Entries supplied:
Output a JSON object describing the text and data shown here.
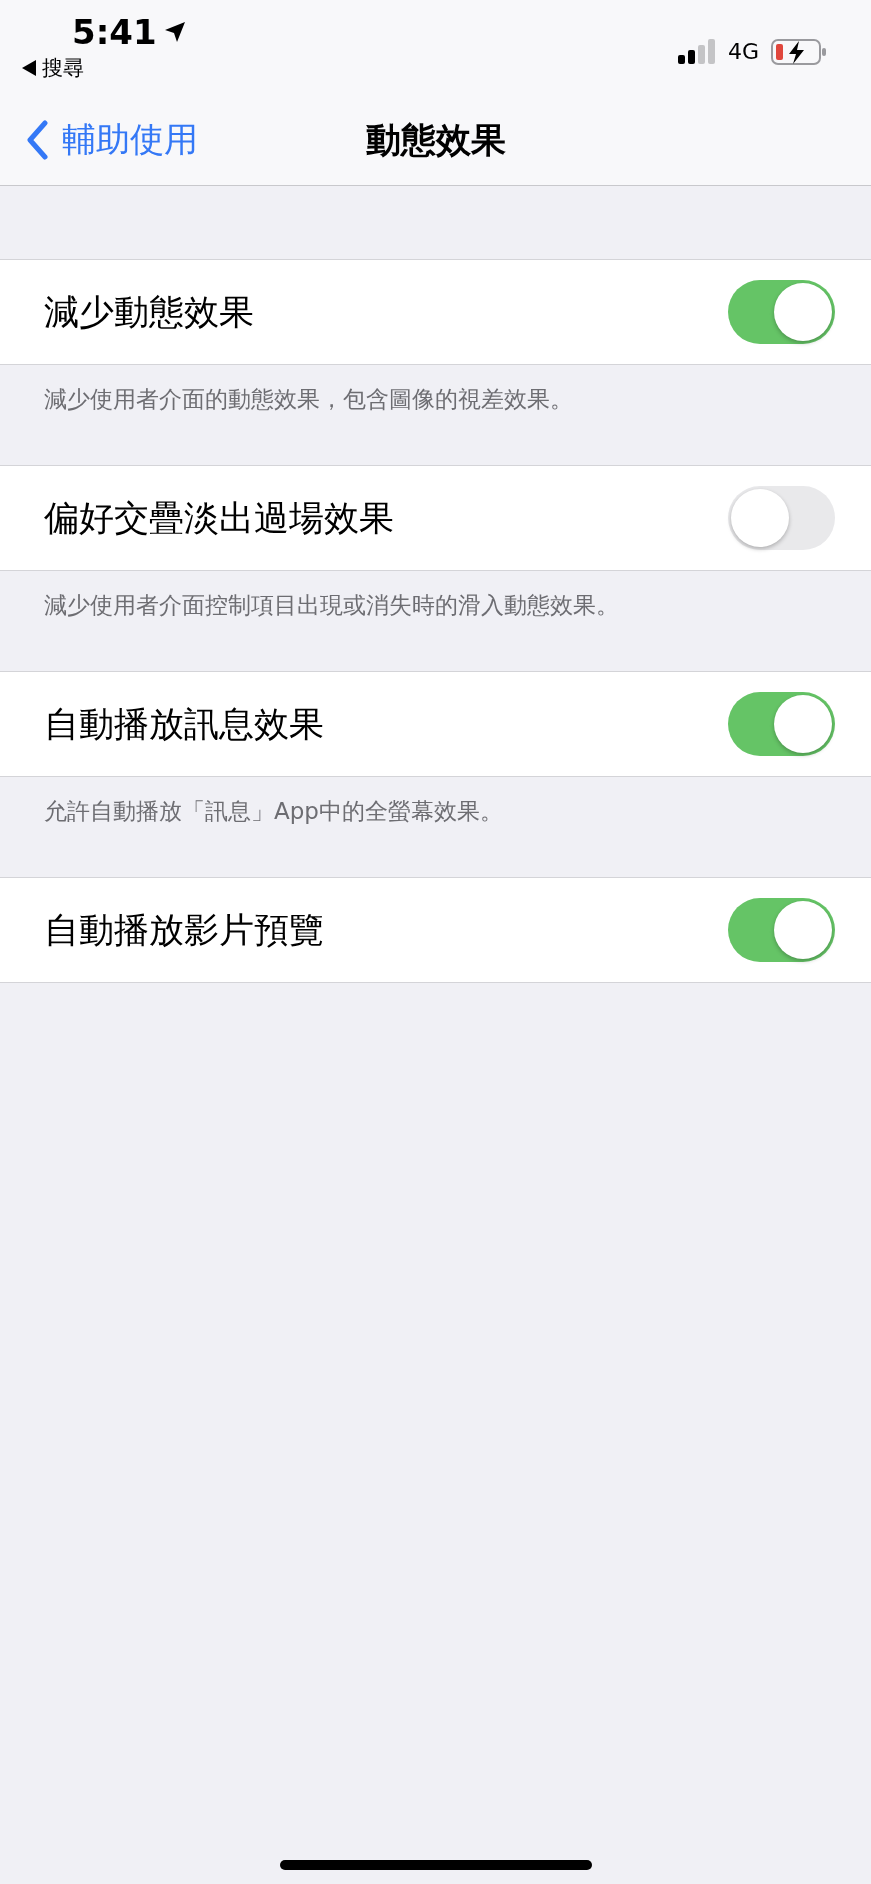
{
  "status_bar": {
    "time": "5:41",
    "back_app": "搜尋",
    "network": "4G"
  },
  "nav": {
    "back": "輔助使用",
    "title": "動態效果"
  },
  "settings": [
    {
      "label": "減少動態效果",
      "on": true,
      "footer": "減少使用者介面的動態效果，包含圖像的視差效果。"
    },
    {
      "label": "偏好交疊淡出過場效果",
      "on": false,
      "footer": "減少使用者介面控制項目出現或消失時的滑入動態效果。"
    },
    {
      "label": "自動播放訊息效果",
      "on": true,
      "footer": "允許自動播放「訊息」App中的全螢幕效果。"
    },
    {
      "label": "自動播放影片預覽",
      "on": true
    }
  ]
}
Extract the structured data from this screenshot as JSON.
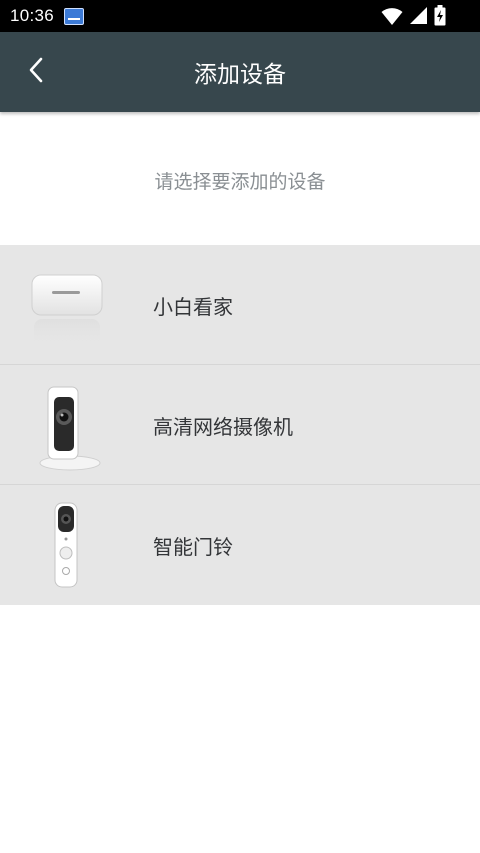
{
  "status_bar": {
    "time": "10:36",
    "notification_icon": "message-icon",
    "icons": [
      "wifi-icon",
      "cell-signal-icon",
      "battery-charging-icon"
    ]
  },
  "header": {
    "back_icon": "chevron-left-icon",
    "title": "添加设备",
    "background_color": "#37474d"
  },
  "main": {
    "subtitle": "请选择要添加的设备",
    "devices": [
      {
        "label": "小白看家",
        "icon": "home-hub-icon"
      },
      {
        "label": "高清网络摄像机",
        "icon": "hd-camera-icon"
      },
      {
        "label": "智能门铃",
        "icon": "doorbell-icon"
      }
    ]
  }
}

Exercise instructions: Print the complete listing exactly, apart from any pictures.

Task solution:
Output a JSON object describing the text and data shown here.
{
  "status_bar": {
    "time": "5:41",
    "back_app": "搜尋",
    "network": "4G"
  },
  "nav": {
    "back": "輔助使用",
    "title": "動態效果"
  },
  "settings": [
    {
      "label": "減少動態效果",
      "on": true,
      "footer": "減少使用者介面的動態效果，包含圖像的視差效果。"
    },
    {
      "label": "偏好交疊淡出過場效果",
      "on": false,
      "footer": "減少使用者介面控制項目出現或消失時的滑入動態效果。"
    },
    {
      "label": "自動播放訊息效果",
      "on": true,
      "footer": "允許自動播放「訊息」App中的全螢幕效果。"
    },
    {
      "label": "自動播放影片預覽",
      "on": true
    }
  ]
}
Extract the structured data from this screenshot as JSON.
{
  "status_bar": {
    "time": "10:36",
    "notification_icon": "message-icon",
    "icons": [
      "wifi-icon",
      "cell-signal-icon",
      "battery-charging-icon"
    ]
  },
  "header": {
    "back_icon": "chevron-left-icon",
    "title": "添加设备",
    "background_color": "#37474d"
  },
  "main": {
    "subtitle": "请选择要添加的设备",
    "devices": [
      {
        "label": "小白看家",
        "icon": "home-hub-icon"
      },
      {
        "label": "高清网络摄像机",
        "icon": "hd-camera-icon"
      },
      {
        "label": "智能门铃",
        "icon": "doorbell-icon"
      }
    ]
  }
}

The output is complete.